### [Directive]
Scan the lines below for the string "this" and copy every one that has it.

### [Input]
+===+

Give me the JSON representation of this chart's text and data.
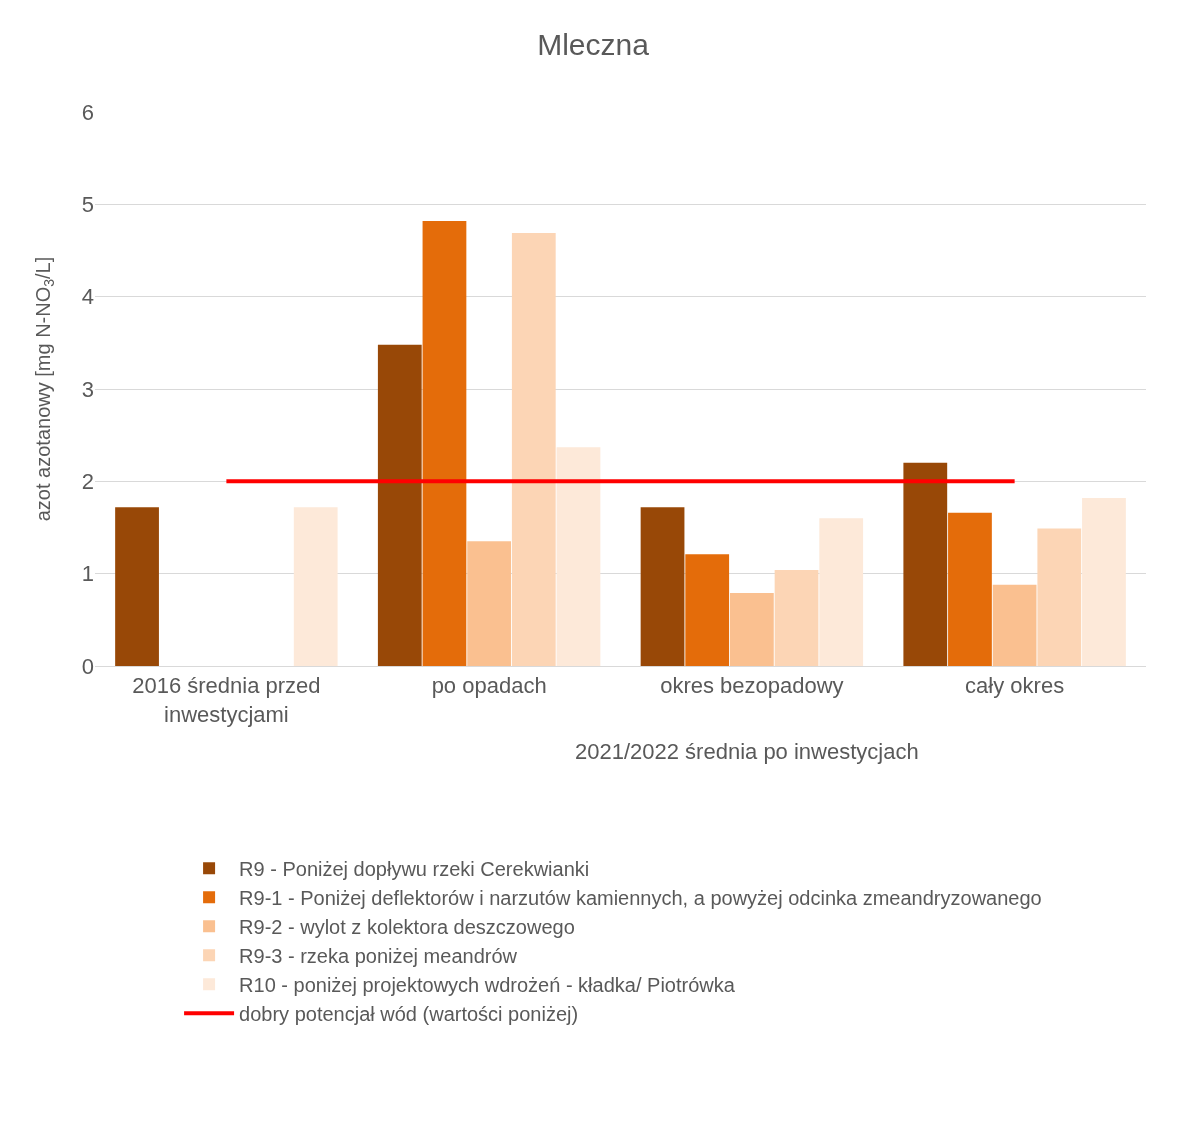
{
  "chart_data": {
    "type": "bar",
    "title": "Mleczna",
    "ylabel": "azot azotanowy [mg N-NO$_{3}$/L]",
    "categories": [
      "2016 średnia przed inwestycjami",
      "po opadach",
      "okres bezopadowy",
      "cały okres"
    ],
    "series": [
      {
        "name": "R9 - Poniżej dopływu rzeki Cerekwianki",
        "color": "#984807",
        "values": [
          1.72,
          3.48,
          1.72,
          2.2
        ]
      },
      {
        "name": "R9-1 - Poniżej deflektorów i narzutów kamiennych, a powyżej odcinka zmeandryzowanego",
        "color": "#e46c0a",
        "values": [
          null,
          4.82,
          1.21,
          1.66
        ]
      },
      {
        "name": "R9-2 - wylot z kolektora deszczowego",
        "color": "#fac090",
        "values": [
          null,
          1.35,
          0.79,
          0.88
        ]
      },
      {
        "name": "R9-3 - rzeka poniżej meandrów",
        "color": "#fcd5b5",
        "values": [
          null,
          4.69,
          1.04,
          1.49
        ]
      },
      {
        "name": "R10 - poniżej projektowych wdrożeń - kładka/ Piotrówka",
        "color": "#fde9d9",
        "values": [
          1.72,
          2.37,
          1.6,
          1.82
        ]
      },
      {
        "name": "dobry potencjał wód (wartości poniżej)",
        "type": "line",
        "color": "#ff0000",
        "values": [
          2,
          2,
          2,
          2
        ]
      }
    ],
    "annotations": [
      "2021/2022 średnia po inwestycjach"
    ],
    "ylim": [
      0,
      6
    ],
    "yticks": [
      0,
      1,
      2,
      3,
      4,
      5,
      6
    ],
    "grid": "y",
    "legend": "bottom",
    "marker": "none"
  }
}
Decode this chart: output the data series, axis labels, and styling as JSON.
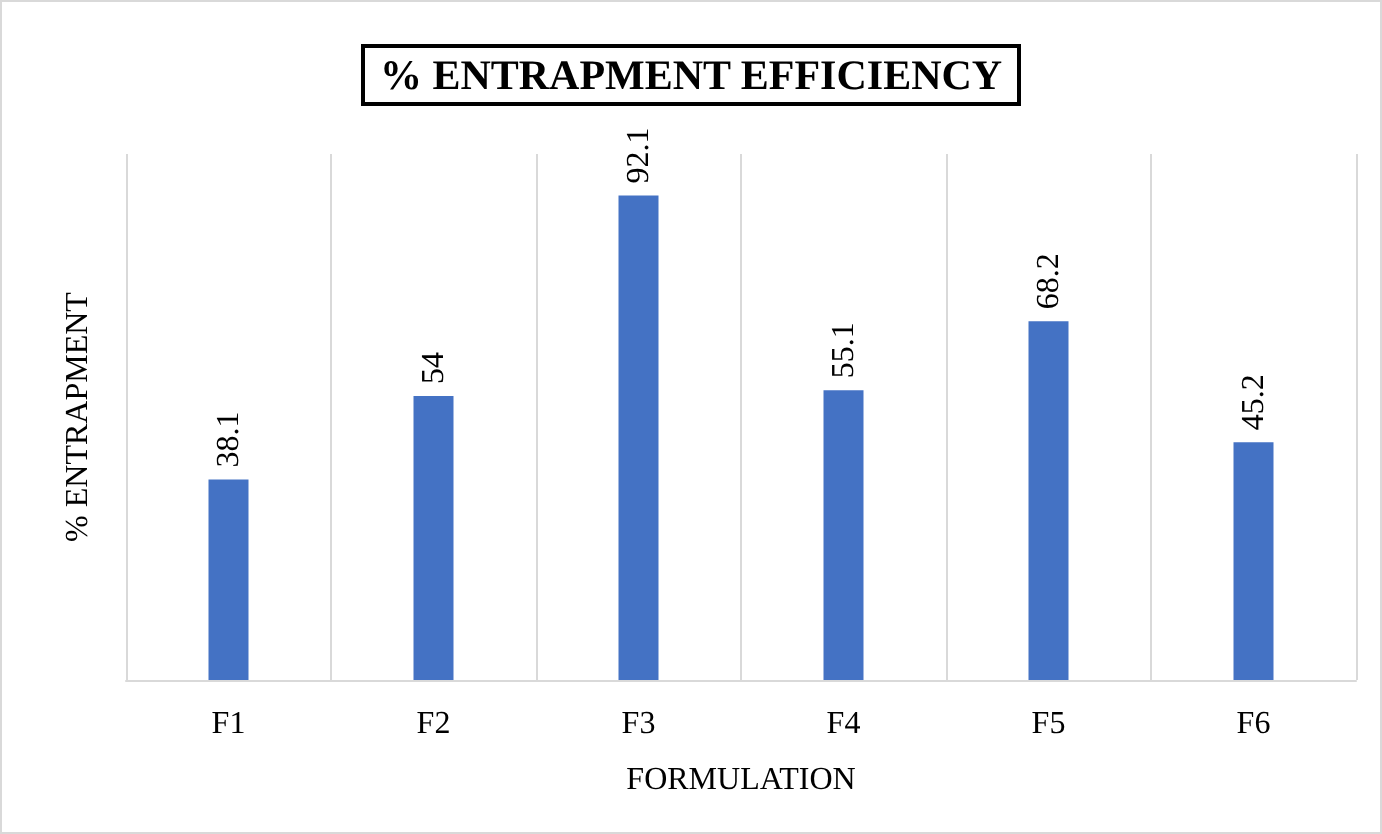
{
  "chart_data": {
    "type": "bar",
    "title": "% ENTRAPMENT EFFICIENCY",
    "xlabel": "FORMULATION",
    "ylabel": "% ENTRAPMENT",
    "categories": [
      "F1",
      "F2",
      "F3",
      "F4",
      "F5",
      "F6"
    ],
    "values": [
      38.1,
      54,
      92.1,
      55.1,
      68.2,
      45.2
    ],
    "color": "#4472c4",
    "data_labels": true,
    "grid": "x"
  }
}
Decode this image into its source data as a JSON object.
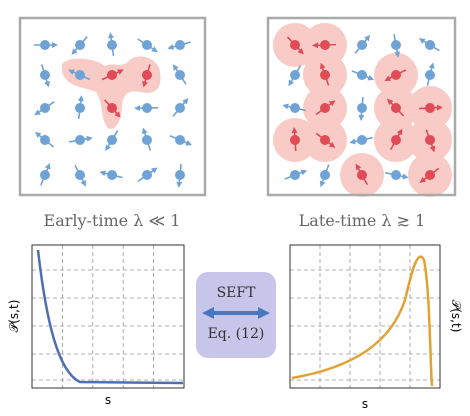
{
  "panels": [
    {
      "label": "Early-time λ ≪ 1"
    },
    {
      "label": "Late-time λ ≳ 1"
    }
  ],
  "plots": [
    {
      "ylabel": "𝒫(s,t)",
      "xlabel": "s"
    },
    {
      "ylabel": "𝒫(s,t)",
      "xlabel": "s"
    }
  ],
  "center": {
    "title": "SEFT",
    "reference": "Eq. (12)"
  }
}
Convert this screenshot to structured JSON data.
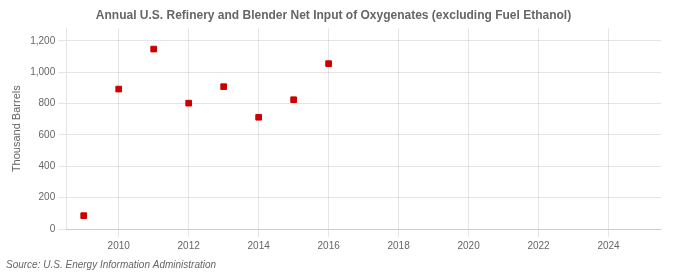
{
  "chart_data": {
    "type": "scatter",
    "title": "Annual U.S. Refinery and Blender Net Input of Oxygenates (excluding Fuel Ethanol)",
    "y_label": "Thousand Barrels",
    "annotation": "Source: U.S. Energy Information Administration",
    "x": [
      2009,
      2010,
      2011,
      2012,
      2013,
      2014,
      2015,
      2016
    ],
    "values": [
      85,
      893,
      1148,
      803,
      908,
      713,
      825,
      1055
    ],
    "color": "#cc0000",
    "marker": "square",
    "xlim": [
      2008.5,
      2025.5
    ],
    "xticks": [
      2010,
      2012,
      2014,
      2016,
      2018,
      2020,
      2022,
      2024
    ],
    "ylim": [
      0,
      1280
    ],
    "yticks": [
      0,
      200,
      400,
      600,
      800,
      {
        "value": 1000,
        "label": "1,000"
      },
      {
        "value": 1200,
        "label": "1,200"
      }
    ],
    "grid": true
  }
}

+===+

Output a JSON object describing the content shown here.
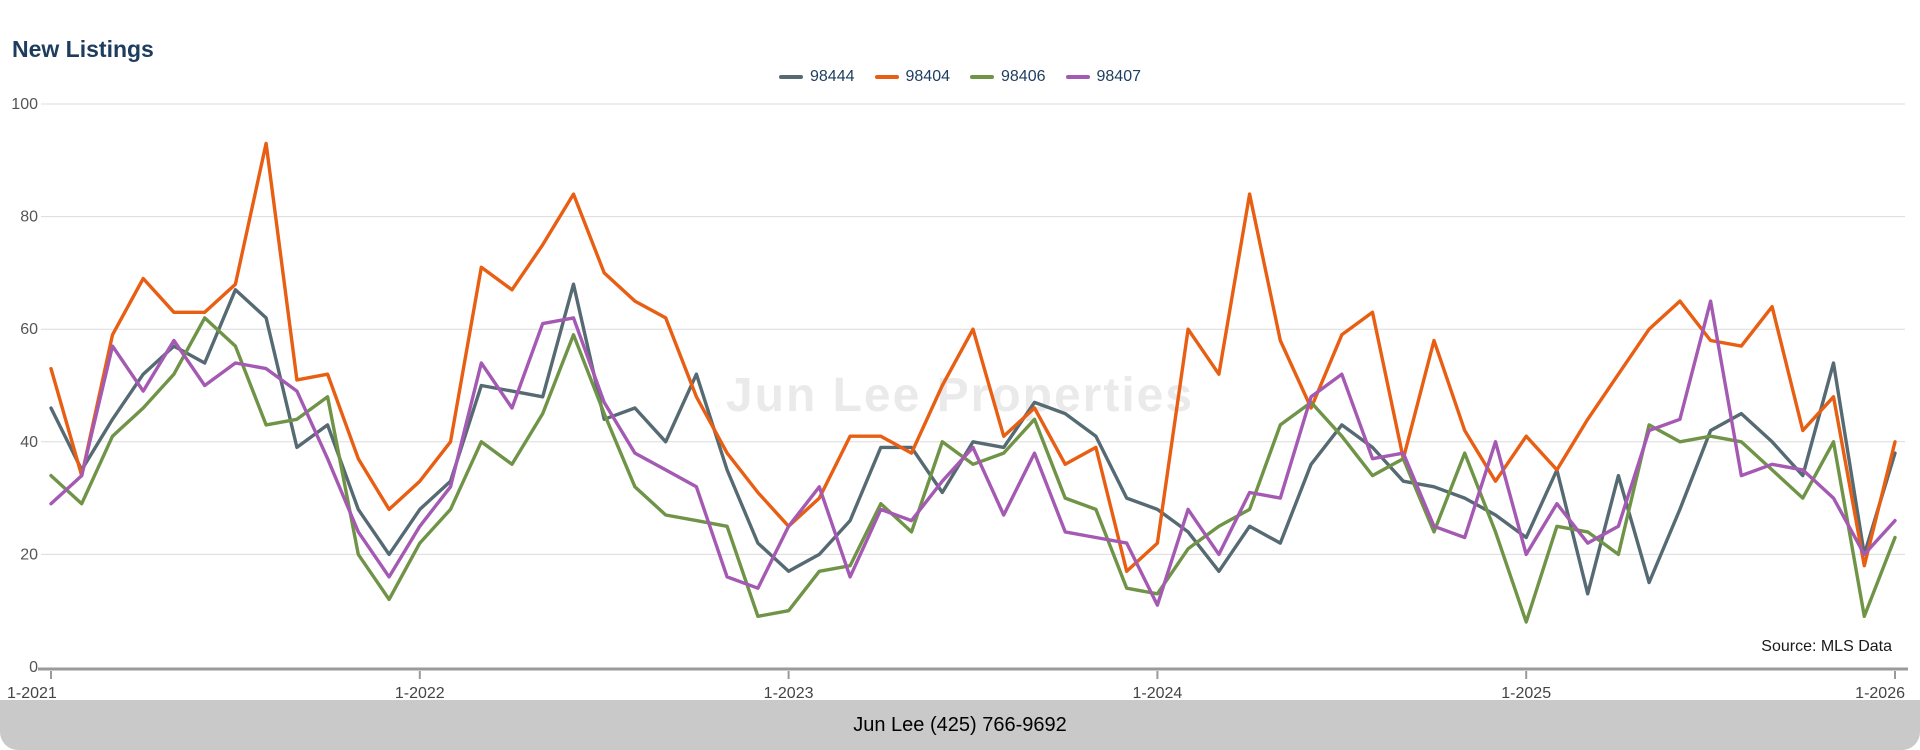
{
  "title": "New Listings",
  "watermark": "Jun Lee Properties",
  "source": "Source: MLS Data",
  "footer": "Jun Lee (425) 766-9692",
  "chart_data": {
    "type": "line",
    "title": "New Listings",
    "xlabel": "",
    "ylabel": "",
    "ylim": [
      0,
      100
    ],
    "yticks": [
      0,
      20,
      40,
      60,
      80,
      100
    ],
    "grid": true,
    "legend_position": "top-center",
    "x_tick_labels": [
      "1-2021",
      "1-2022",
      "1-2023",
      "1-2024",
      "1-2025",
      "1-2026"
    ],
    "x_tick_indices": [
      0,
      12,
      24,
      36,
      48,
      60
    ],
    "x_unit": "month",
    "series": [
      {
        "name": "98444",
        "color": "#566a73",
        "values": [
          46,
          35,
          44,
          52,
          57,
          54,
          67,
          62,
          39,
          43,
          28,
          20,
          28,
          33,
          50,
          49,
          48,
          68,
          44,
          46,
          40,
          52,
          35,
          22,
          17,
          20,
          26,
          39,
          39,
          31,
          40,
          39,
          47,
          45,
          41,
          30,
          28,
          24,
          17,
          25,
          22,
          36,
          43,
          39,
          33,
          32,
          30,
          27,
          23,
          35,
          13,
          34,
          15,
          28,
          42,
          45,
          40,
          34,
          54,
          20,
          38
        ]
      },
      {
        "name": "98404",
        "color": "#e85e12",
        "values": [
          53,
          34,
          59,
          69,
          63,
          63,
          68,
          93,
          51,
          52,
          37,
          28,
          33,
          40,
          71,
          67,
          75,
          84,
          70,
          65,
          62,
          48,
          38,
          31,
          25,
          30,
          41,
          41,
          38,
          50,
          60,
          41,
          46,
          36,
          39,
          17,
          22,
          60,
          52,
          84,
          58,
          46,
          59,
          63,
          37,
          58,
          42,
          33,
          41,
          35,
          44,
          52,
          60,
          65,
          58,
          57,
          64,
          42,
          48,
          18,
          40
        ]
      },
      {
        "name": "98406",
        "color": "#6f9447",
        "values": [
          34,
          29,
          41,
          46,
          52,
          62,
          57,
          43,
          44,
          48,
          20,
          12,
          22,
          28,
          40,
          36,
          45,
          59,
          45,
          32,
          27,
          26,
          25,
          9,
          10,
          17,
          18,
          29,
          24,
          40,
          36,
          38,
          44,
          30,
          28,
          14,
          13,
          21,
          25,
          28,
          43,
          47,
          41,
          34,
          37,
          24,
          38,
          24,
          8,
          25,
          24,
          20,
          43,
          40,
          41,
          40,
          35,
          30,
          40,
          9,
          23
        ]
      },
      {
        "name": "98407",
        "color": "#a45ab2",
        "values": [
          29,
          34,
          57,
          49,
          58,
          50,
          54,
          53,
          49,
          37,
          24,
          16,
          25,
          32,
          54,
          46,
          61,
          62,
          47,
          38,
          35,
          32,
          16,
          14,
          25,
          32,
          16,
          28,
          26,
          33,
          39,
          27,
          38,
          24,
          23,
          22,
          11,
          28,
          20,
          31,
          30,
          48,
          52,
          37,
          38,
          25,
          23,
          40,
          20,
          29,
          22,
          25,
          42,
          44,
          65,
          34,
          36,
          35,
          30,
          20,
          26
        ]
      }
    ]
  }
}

+===+

### [Completed exercise]
Give me the JSON representation of this chart's text and data.
Decode this chart: output the data series, axis labels, and styling as JSON.
Decode this image into its source data as a JSON object.
Convert this screenshot to structured JSON data.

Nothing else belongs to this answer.